Your objective →
Reproduce all of the records exactly.

Material shown →
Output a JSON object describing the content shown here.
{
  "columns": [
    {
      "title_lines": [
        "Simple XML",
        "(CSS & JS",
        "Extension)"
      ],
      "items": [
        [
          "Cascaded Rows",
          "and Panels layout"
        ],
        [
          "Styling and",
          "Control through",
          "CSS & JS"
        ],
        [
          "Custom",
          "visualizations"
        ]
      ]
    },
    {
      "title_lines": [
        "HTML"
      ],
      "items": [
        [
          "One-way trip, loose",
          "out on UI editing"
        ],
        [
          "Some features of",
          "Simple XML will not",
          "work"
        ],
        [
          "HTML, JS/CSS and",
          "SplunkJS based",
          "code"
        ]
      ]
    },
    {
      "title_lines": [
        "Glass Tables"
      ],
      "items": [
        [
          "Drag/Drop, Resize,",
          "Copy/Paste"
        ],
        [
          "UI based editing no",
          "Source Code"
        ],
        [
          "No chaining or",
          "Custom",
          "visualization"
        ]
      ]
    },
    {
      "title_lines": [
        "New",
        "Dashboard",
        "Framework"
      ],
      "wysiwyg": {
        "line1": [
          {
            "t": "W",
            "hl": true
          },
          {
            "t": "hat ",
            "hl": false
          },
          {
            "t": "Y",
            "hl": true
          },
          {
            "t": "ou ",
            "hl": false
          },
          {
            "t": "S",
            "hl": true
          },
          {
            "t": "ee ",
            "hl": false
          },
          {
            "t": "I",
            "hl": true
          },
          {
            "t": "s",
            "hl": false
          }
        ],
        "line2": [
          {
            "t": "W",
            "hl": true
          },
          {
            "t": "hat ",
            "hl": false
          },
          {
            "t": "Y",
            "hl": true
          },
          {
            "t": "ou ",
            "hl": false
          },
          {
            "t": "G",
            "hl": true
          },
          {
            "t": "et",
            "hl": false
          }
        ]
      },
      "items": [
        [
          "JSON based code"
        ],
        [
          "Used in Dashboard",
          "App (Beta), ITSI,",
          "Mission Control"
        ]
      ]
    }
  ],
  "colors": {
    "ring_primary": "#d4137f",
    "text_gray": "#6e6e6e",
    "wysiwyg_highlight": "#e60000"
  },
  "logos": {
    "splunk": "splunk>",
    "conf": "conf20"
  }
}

Solution for this exercise →
Output a JSON object describing the content shown here.
{
  "columns": [
    {
      "title_lines": [
        "Simple XML",
        "(CSS & JS",
        "Extension)"
      ],
      "items": [
        [
          "Cascaded Rows",
          "and Panels layout"
        ],
        [
          "Styling and",
          "Control through",
          "CSS & JS"
        ],
        [
          "Custom",
          "visualizations"
        ]
      ]
    },
    {
      "title_lines": [
        "HTML"
      ],
      "items": [
        [
          "One-way trip, loose",
          "out on UI editing"
        ],
        [
          "Some features of",
          "Simple XML will not",
          "work"
        ],
        [
          "HTML, JS/CSS and",
          "SplunkJS based",
          "code"
        ]
      ]
    },
    {
      "title_lines": [
        "Glass Tables"
      ],
      "items": [
        [
          "Drag/Drop, Resize,",
          "Copy/Paste"
        ],
        [
          "UI based editing no",
          "Source Code"
        ],
        [
          "No chaining or",
          "Custom",
          "visualization"
        ]
      ]
    },
    {
      "title_lines": [
        "New",
        "Dashboard",
        "Framework"
      ],
      "wysiwyg": {
        "line1": [
          {
            "t": "W",
            "hl": true
          },
          {
            "t": "hat ",
            "hl": false
          },
          {
            "t": "Y",
            "hl": true
          },
          {
            "t": "ou ",
            "hl": false
          },
          {
            "t": "S",
            "hl": true
          },
          {
            "t": "ee ",
            "hl": false
          },
          {
            "t": "I",
            "hl": true
          },
          {
            "t": "s",
            "hl": false
          }
        ],
        "line2": [
          {
            "t": "W",
            "hl": true
          },
          {
            "t": "hat ",
            "hl": false
          },
          {
            "t": "Y",
            "hl": true
          },
          {
            "t": "ou ",
            "hl": false
          },
          {
            "t": "G",
            "hl": true
          },
          {
            "t": "et",
            "hl": false
          }
        ]
      },
      "items": [
        [
          "JSON based code"
        ],
        [
          "Used in Dashboard",
          "App (Beta), ITSI,",
          "Mission Control"
        ]
      ]
    }
  ],
  "colors": {
    "ring_primary": "#d4137f",
    "text_gray": "#6e6e6e",
    "wysiwyg_highlight": "#e60000"
  },
  "logos": {
    "splunk": "splunk>",
    "conf": "conf20"
  }
}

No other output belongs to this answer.